-- What is required --
Look through the material and copy each line holding "සඳහන".

....................

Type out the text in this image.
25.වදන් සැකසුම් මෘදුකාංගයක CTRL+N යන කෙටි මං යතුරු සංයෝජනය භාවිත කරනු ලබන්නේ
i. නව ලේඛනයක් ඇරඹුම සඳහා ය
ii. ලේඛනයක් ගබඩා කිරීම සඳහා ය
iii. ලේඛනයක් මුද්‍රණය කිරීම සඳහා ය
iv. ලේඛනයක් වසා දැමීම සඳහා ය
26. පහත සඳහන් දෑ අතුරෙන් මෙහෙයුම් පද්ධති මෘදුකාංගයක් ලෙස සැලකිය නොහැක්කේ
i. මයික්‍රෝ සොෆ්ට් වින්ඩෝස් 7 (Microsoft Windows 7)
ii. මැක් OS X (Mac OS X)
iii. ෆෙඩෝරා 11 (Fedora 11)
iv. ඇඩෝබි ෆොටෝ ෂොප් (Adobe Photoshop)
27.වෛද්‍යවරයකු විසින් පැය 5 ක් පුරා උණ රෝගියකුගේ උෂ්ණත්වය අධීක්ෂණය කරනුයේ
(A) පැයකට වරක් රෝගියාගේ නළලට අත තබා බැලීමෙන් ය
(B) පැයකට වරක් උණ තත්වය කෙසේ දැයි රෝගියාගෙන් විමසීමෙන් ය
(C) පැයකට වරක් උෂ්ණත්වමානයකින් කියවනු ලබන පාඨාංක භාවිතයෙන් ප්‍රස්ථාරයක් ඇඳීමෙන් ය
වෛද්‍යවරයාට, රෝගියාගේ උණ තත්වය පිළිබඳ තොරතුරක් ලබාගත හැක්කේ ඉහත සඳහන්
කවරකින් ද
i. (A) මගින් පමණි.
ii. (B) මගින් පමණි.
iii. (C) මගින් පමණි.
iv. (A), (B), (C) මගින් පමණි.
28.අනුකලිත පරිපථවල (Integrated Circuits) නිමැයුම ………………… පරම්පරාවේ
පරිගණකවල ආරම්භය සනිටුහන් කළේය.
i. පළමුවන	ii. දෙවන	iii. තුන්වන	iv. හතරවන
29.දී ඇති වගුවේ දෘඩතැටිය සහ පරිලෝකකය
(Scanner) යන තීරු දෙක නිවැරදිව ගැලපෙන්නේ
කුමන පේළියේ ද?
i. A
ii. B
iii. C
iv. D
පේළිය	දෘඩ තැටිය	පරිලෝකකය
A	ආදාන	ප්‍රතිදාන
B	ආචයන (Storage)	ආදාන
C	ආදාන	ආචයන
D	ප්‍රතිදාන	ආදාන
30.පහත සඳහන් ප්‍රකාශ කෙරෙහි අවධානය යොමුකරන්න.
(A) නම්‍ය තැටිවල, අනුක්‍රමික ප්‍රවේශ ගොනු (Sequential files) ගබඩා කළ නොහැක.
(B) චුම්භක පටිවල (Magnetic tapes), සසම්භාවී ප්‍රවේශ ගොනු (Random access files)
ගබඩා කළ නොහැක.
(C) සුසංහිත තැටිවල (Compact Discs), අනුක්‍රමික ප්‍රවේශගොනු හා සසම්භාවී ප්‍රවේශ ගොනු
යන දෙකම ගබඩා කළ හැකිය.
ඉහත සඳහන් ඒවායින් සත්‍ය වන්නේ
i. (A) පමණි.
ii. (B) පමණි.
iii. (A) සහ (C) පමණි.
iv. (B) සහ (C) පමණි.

....................

-- Answer for this exercise --
26. පහත සඳහන් දෑ අතුරෙන් මෙහෙයුම් පද්ධති මෘදුකාංගයක් ලෙස සැලකිය නොහැක්කේ
වෛද්‍යවරයාට, රෝගියාගේ උණ තත්වය පිළිබඳ තොරතුරක් ලබාගත හැක්කේ ඉහත සඳහන්
30.පහත සඳහන් ප්‍රකාශ කෙරෙහි අවධානය යොමුකරන්න.
ඉහත සඳහන් ඒවායින් සත්‍ය වන්නේ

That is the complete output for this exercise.